Give the number of lines holding the string "wgsts", and nothing else.

● **Data lines**
-----

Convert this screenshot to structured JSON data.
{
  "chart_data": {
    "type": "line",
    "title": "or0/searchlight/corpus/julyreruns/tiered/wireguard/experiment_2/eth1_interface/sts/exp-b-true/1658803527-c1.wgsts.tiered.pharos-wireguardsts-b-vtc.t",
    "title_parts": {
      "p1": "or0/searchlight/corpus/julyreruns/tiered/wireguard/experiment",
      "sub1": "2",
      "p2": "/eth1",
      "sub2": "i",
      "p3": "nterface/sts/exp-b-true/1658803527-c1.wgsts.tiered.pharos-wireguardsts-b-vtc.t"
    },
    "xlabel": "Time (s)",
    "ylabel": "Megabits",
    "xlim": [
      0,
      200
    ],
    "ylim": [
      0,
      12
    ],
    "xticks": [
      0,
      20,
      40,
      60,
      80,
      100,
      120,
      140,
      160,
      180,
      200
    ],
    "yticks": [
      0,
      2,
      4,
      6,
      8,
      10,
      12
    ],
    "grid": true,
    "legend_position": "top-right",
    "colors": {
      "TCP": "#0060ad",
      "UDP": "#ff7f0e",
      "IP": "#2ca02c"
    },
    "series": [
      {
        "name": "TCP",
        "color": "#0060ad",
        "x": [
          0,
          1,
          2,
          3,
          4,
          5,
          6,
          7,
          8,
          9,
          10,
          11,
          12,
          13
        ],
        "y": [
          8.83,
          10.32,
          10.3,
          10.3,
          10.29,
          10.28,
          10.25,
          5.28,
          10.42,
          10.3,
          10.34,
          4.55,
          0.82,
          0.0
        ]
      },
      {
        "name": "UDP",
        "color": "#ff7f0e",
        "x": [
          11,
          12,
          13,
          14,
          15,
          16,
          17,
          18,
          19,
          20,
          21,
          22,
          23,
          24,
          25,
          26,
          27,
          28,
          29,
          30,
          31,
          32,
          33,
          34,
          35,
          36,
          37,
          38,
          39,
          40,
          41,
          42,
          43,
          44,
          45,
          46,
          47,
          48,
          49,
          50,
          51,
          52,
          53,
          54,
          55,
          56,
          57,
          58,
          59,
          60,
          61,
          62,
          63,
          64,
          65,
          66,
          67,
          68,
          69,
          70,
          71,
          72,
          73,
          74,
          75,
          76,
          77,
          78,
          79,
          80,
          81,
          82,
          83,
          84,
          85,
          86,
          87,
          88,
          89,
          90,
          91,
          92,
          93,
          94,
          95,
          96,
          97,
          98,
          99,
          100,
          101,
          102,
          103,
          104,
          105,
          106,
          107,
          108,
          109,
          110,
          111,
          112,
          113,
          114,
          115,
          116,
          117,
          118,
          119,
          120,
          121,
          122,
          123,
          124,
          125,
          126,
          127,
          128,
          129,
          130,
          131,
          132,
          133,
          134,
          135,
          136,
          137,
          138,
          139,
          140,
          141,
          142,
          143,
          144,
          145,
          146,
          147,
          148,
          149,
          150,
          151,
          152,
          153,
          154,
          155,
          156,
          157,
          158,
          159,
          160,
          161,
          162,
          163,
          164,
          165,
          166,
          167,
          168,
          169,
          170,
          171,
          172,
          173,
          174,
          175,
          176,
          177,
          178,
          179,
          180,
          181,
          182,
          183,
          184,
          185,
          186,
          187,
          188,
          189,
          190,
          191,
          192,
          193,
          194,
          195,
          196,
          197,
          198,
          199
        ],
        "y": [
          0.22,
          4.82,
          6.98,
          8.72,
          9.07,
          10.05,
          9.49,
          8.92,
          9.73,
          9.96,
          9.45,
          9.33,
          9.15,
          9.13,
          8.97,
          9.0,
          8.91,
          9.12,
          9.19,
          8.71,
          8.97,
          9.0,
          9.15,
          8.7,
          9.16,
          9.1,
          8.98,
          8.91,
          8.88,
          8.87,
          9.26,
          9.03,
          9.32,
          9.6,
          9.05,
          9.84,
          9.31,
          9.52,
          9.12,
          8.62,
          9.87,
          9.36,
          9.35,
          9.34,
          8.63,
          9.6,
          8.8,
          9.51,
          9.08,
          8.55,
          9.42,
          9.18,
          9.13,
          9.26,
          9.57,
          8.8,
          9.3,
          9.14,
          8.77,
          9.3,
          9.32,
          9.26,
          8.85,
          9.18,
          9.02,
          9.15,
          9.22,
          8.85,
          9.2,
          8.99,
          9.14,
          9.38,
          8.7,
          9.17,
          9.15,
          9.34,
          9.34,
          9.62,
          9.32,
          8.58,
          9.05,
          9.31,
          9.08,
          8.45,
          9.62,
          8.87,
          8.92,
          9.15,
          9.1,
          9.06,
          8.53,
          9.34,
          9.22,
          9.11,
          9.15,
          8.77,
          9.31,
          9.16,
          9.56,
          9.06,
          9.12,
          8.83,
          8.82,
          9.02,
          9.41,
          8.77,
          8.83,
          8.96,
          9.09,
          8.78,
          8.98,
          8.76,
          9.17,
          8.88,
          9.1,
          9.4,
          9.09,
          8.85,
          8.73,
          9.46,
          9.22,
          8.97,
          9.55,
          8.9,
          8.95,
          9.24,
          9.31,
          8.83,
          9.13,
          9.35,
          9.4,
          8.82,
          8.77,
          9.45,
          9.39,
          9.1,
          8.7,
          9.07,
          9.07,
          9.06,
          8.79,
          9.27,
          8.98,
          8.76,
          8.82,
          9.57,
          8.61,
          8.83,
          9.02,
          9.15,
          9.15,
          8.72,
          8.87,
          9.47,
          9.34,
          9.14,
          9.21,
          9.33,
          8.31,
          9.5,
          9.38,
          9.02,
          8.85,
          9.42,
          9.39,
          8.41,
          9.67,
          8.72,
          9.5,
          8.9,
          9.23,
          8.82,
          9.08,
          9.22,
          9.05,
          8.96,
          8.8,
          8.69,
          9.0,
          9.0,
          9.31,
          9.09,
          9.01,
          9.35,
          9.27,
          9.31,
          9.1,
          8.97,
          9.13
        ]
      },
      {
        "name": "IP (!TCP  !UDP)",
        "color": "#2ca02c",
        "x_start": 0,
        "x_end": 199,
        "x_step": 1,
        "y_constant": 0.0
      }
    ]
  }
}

-----

● **Response below**
2